The Lord has stated, "And again, the elders, priests and teachers of this church shall teach the principles of my gospel, which are in the Bible and the Book of Mormon, in the which is the fullness of the gospel." (D&C 42:12).
As members of the Church of Jesus Christ of Latter-day Saints we believe in following the principles of the gospel as found in the Bible, the Book of Mormon, and the Doctrine and Covenants. However, some of those principles are not the same as those of other faiths and because of that we often find ourselves in situations where we have to decide whether to stand by our principles or compromise them in order to get along.
We have been admonished never to compromise our principles regardless of the consequences and yet there are times when it is necessary to compromise. For example, Latter-day Saints do not believe in drinking alcohol and yet there are times when our job may require us to attend functions where alcohol is served. Is it a violation of our principles to attend such occasions even if we don't drink?
There are those who will say that since we should avoid even the very appearance of evil, to attend a meeting where liquor is being served puts us in a position of temptation or gives the impression that we are doing something we don't believe in.
It is said that this is no different than the rule that a man and a woman in the Church who are not married to each other should not travel alone together. Although nothing immoral may happen between them there is always the opportunity for temptation. But even if both of these good members of the Church conduct themselves in a righteous manner it may still give the impression of an improper relationship where none exists. By this same reasoning should we therefore not attend a gathering where liquor is being served?
Then there are instances where what we believe comes in conflict with the traditions of close family members who are not of our faith. For example, as members of the LDS faith, we are taught to offer a prayer before eating but what do we do when visiting parents who are not members of our church who do not say a blessing on the food before they eat? Do we bless the food ourselves while everyone else is eating or do we "compromise" and not say a blessing?
Or, do we say a silent blessing to ourselves without making a show of it? But if we do that then there are those who feel this is a violation of our principles because it makes it appear as though we are not living what we believe. In other words, if we believe in saying a blessing on our food then we should do it openly, without trying to hide our actions regardless of what anyone else may think. To do otherwise would give the impression that we do not follow our beliefs.
This raises the question of how strictly we should stick to our principles. Should we never compromise even in the slightest, regardless of the situation, or is it permissible to "bend" the rules a little to fit the circumstances? And if we are allowed to bend them, then how far can they be bent? The reason why this question is important is because nearly every member of the LDS Church has had to face it at one time or another and for many these can be difficult decisions to make. For that reason they often wonder what is the correct thing to do?
The truth is that there is no one "right" answer that will fit all situations because every situation is different. More than that, what answer may work for one person may not work for someone else. But, having said that, there are certain principles that, if understood, can help give us some guidance on what we can or should do.

TASK GOAL:
Copy the passage on compromising gospel principles, starting at "It is said that" and ending at "is being served?", and substitute "party" for "gathering".

GIVEN MATERIAL:

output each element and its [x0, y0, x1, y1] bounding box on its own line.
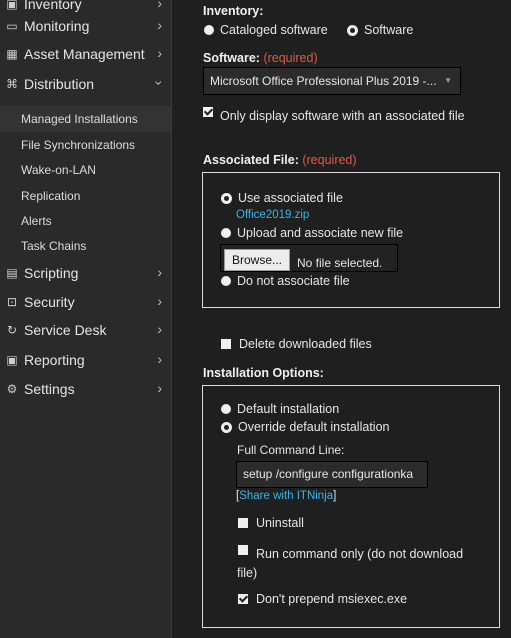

OUTPUT BELOW:
It is said that this is no different than the rule that a man and a woman in the Church who are not married to each other should not travel alone together. Although nothing immoral may happen between them there is always the opportunity for temptation. But even if both of these good members of the Church conduct themselves in a righteous manner it may still give the impression of an improper relationship where none exists. By this same reasoning should we therefore not attend a party where liquor is being served?